— start —

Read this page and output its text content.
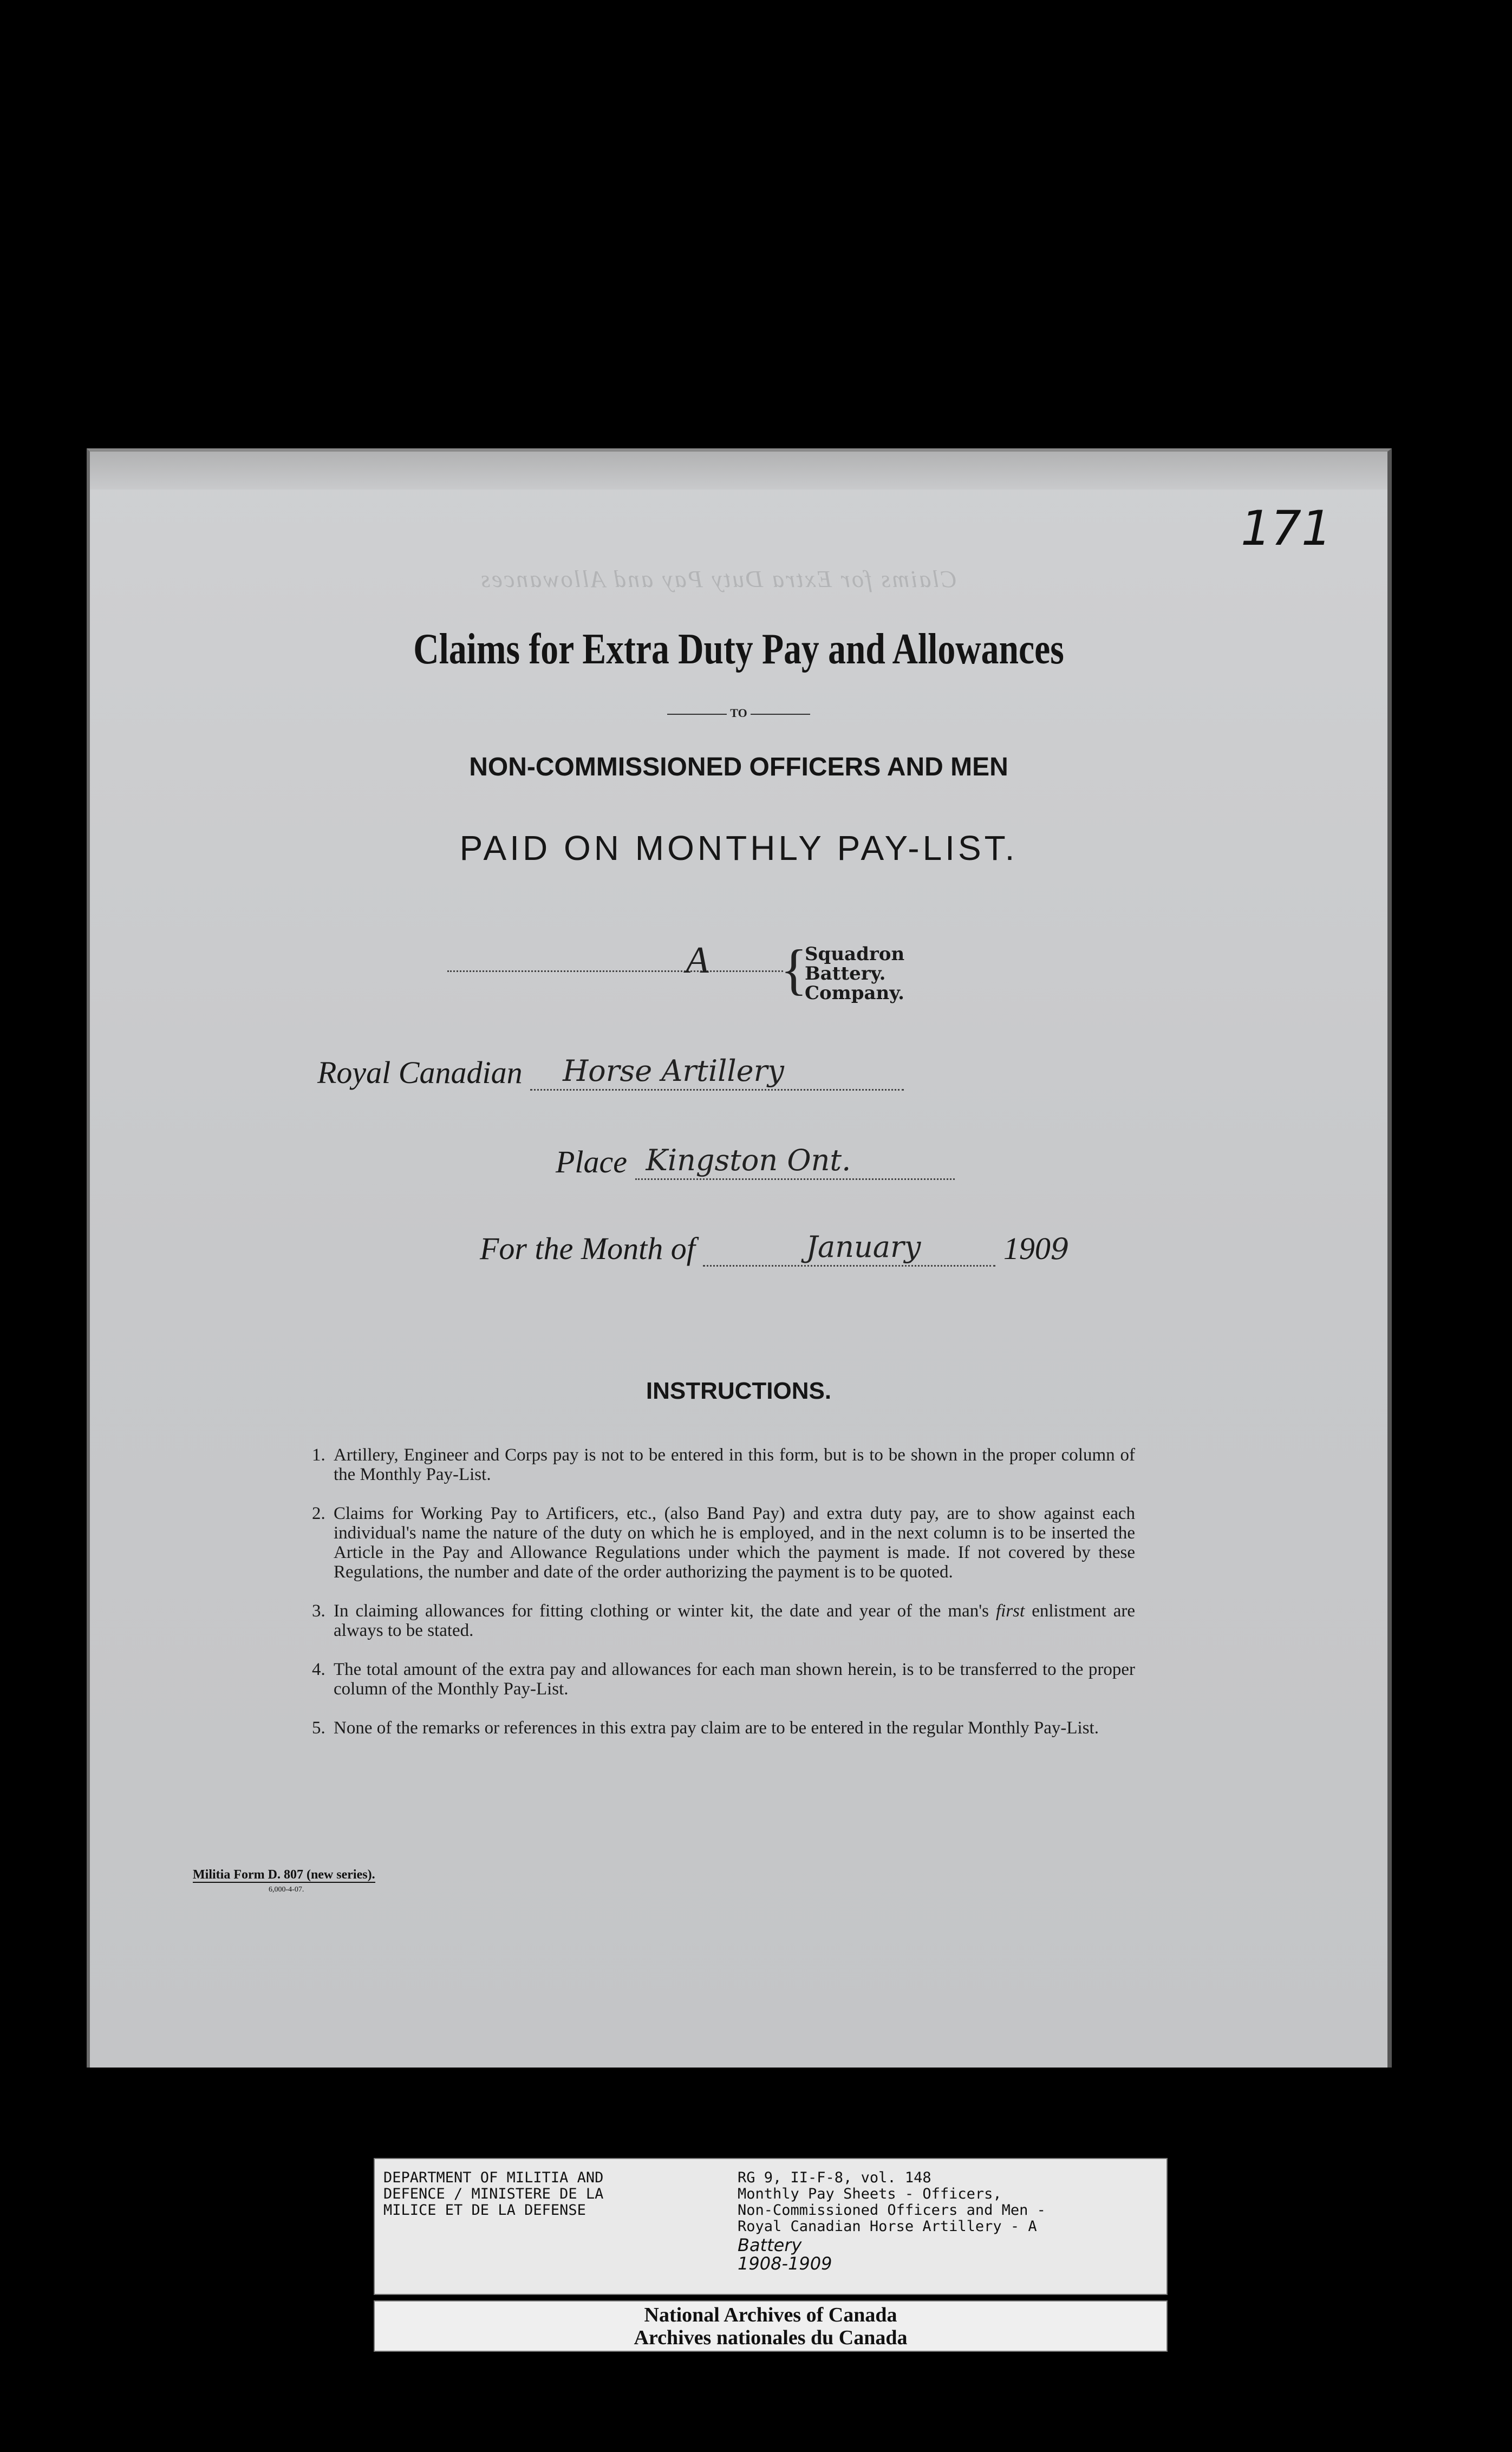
Claims for Extra Duty Pay and Allowances
171
Claims for Extra Duty Pay and Allowances
TO
NON-COMMISSIONED OFFICERS AND MEN
PAID ON MONTHLY PAY-LIST.
A {
Squadron
Battery.
Company.
Royal Canadian Horse Artillery

Place Kingston Ont.

For the Month of	January	1909
INSTRUCTIONS.
1. Artillery, Engineer and Corps pay is not to be entered in this form, but is to be shown in the proper column of the Monthly Pay-List.
2. Claims for Working Pay to Artificers, etc., (also Band Pay) and extra duty pay, are to show against each individual's name the nature of the duty on which he is employed, and in the next column is to be inserted the Article in the Pay and Allowance Regulations under which the payment is made. If not covered by these Regulations, the number and date of the order authorizing the payment is to be quoted.
3. In claiming allowances for fitting clothing or winter kit, the date and year of the man's first enlistment are always to be stated.
4. The total amount of the extra pay and allowances for each man shown herein, is to be transferred to the proper column of the Monthly Pay-List.
5. None of the remarks or references in this extra pay claim are to be entered in the regular Monthly Pay-List.
Militia Form D. 807 (new series).
6,000-4-07.
DEPARTMENT OF MILITIA AND
DEFENCE / MINISTERE DE LA
MILICE ET DE LA DEFENSE
RG 9, II-F-8, vol. 148
Monthly Pay Sheets - Officers,
Non-Commissioned Officers and Men -
Royal Canadian Horse Artillery - A
Battery
1908-1909
National Archives of Canada
Archives nationales du Canada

— end —

**SHORT PROBLEM**
Transcribe the records above exactly as they appear, leaving out any pictures.

**RESPONSE**
Read this page and output its text content.
Claims for Extra Duty Pay and Allowances
171
Claims for Extra Duty Pay and Allowances
TO
NON-COMMISSIONED OFFICERS AND MEN
PAID ON MONTHLY PAY-LIST.
A {
Squadron
Battery.
Company.
Royal Canadian Horse Artillery

Place Kingston Ont.

For the Month of	January	1909
INSTRUCTIONS.
1. Artillery, Engineer and Corps pay is not to be entered in this form, but is to be shown in the proper column of the Monthly Pay-List.
2. Claims for Working Pay to Artificers, etc., (also Band Pay) and extra duty pay, are to show against each individual's name the nature of the duty on which he is employed, and in the next column is to be inserted the Article in the Pay and Allowance Regulations under which the payment is made. If not covered by these Regulations, the number and date of the order authorizing the payment is to be quoted.
3. In claiming allowances for fitting clothing or winter kit, the date and year of the man's first enlistment are always to be stated.
4. The total amount of the extra pay and allowances for each man shown herein, is to be transferred to the proper column of the Monthly Pay-List.
5. None of the remarks or references in this extra pay claim are to be entered in the regular Monthly Pay-List.
Militia Form D. 807 (new series).
6,000-4-07.
DEPARTMENT OF MILITIA AND
DEFENCE / MINISTERE DE LA
MILICE ET DE LA DEFENSE
RG 9, II-F-8, vol. 148
Monthly Pay Sheets - Officers,
Non-Commissioned Officers and Men -
Royal Canadian Horse Artillery - A
Battery
1908-1909
National Archives of Canada
Archives nationales du Canada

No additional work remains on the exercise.